▸ **Problem details**: For each line that holds "Cañar", copy the line out.

▸ **Record extracts**:

○ ○ ○

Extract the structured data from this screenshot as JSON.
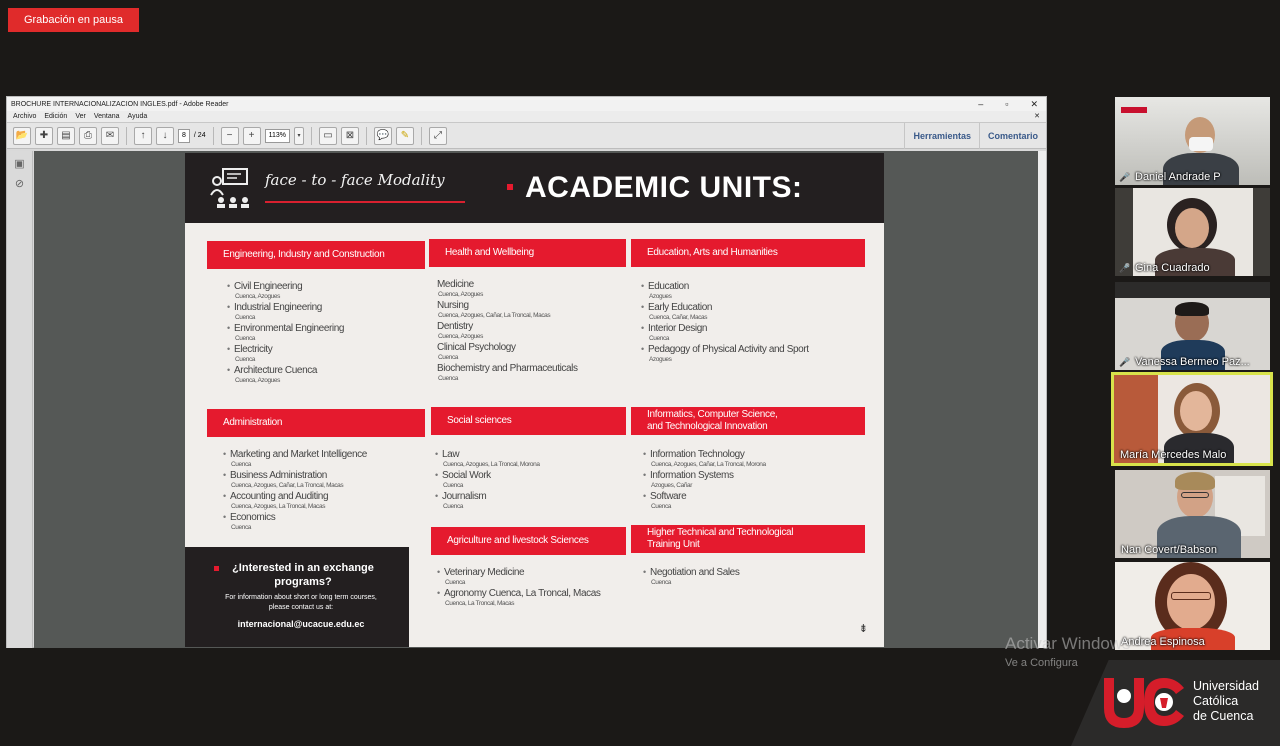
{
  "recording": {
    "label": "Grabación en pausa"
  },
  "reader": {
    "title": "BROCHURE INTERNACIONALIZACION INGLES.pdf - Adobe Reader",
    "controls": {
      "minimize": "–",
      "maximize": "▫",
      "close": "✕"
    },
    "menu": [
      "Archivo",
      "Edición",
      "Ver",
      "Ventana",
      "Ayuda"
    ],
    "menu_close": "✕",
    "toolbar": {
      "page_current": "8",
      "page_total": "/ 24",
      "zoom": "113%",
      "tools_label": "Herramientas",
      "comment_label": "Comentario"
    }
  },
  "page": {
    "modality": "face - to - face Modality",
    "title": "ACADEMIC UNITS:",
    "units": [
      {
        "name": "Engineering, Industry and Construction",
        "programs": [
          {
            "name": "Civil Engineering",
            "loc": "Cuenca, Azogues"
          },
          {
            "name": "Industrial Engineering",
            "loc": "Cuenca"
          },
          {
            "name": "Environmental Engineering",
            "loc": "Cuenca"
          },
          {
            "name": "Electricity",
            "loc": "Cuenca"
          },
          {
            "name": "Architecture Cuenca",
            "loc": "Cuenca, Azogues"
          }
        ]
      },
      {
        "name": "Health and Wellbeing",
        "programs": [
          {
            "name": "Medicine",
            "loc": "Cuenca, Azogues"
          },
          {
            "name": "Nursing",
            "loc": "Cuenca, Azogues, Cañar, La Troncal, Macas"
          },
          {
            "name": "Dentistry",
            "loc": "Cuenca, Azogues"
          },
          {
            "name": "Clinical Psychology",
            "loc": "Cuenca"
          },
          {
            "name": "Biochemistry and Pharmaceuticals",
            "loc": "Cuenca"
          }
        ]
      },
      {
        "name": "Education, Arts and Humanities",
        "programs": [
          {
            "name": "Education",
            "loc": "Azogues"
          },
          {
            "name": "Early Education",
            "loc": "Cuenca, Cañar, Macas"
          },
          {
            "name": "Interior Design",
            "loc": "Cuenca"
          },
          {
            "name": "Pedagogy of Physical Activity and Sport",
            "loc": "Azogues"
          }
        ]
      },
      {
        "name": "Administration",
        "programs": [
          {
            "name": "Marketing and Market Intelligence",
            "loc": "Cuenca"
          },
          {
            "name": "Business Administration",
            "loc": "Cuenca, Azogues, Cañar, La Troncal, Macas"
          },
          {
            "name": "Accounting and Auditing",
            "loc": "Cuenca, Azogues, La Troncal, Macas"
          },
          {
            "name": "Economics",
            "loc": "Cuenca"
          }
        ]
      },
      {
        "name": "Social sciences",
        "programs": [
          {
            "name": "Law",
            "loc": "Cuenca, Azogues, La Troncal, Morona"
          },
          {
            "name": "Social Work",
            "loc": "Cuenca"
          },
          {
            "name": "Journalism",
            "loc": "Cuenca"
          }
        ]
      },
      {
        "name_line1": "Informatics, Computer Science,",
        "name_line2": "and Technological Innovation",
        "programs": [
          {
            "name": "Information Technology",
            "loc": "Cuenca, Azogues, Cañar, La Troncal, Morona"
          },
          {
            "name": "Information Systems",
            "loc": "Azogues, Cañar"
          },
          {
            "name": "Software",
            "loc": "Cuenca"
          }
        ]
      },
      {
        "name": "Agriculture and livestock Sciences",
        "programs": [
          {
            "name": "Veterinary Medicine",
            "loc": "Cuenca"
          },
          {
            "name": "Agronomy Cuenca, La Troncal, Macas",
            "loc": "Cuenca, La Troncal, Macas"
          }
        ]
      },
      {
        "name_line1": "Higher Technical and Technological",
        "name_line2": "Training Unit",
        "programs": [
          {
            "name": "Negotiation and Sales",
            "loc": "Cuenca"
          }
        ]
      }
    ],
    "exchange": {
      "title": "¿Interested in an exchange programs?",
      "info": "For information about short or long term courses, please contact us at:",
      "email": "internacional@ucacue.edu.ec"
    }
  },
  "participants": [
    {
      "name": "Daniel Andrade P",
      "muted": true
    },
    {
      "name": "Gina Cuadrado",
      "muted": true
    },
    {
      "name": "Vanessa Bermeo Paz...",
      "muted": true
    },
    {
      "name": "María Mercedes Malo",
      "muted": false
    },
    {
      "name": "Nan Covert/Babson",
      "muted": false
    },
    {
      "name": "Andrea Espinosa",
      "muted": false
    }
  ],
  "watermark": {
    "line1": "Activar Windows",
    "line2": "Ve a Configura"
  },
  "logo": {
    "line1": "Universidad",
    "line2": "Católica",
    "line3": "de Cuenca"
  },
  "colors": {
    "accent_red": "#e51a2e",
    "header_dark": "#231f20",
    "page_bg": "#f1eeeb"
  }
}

○ ○ ○

▸ **Response to the task**:
            "loc": "Cuenca, Azogues, Cañar, La Troncal, Macas"
            "loc": "Cuenca, Cañar, Macas"
            "loc": "Cuenca, Azogues, Cañar, La Troncal, Macas"
            "loc": "Cuenca, Azogues, Cañar, La Troncal, Morona"
            "loc": "Azogues, Cañar"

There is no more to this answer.